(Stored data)
◇ ◇ ◇ ◇ ◇

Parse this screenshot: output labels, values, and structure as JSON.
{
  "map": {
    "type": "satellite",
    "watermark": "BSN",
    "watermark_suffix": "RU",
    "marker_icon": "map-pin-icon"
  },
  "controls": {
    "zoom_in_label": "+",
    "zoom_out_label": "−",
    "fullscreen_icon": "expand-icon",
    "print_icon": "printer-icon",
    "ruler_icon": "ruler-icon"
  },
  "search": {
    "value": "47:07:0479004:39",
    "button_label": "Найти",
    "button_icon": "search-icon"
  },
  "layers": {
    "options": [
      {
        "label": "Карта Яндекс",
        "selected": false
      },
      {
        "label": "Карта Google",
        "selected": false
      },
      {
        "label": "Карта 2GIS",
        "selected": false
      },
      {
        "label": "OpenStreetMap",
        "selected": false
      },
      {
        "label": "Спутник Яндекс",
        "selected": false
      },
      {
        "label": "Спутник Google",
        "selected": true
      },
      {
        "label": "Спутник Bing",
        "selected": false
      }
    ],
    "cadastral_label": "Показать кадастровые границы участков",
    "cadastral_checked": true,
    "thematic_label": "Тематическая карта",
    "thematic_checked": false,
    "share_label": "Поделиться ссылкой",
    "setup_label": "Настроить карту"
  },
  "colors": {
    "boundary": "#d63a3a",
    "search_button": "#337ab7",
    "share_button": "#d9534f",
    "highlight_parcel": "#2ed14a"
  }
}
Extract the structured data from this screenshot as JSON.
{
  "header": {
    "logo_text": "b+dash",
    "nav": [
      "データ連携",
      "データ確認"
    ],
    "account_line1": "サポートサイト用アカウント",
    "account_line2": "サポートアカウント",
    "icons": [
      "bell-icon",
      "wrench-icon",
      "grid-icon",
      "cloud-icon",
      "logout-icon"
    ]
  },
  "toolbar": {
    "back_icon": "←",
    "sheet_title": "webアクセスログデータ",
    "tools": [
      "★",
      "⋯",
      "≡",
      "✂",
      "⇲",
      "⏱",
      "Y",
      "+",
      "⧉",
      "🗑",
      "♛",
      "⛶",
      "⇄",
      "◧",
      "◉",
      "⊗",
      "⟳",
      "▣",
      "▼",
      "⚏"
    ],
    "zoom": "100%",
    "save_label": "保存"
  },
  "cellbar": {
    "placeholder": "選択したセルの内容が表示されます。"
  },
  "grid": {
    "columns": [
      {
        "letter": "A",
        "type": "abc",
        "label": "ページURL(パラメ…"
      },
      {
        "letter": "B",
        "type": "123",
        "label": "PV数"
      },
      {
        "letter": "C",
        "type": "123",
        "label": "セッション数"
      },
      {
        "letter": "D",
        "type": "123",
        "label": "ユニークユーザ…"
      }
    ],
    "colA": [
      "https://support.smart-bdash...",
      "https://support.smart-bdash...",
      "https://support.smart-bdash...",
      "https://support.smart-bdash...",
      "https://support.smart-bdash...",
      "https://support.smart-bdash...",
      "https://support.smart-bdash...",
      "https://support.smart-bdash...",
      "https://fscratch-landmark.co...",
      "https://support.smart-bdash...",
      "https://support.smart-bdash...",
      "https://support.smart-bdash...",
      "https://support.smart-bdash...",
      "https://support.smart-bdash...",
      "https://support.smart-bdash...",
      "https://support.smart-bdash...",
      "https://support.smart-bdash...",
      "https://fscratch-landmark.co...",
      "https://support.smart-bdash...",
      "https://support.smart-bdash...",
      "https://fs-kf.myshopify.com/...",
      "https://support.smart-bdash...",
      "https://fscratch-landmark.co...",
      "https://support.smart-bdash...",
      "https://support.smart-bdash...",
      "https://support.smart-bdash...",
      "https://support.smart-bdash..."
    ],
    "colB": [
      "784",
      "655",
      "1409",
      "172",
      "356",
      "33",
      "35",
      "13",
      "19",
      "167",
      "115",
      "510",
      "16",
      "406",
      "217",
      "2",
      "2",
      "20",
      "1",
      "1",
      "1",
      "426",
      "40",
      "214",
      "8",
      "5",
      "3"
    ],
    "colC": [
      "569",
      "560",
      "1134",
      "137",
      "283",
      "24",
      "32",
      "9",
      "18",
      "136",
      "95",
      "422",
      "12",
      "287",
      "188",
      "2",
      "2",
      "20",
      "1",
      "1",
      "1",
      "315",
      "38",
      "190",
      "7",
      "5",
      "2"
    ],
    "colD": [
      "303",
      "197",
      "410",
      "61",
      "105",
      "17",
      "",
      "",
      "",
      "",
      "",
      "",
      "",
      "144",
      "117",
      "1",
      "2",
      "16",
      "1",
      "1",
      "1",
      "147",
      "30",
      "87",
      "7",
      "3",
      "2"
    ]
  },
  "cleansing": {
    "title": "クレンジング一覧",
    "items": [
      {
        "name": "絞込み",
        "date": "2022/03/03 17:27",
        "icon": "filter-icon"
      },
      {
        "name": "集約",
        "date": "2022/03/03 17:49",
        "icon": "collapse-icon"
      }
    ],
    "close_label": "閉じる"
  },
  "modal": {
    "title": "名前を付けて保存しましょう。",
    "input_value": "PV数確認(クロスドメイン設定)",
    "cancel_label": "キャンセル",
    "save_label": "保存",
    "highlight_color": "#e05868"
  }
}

◇ ◇ ◇ ◇ ◇

→ DIRECTIONS FOR THIS TASK:
From the data above, show each line that contains "true".

→ RESULT:
        "selected": true
    "cadastral_checked": true,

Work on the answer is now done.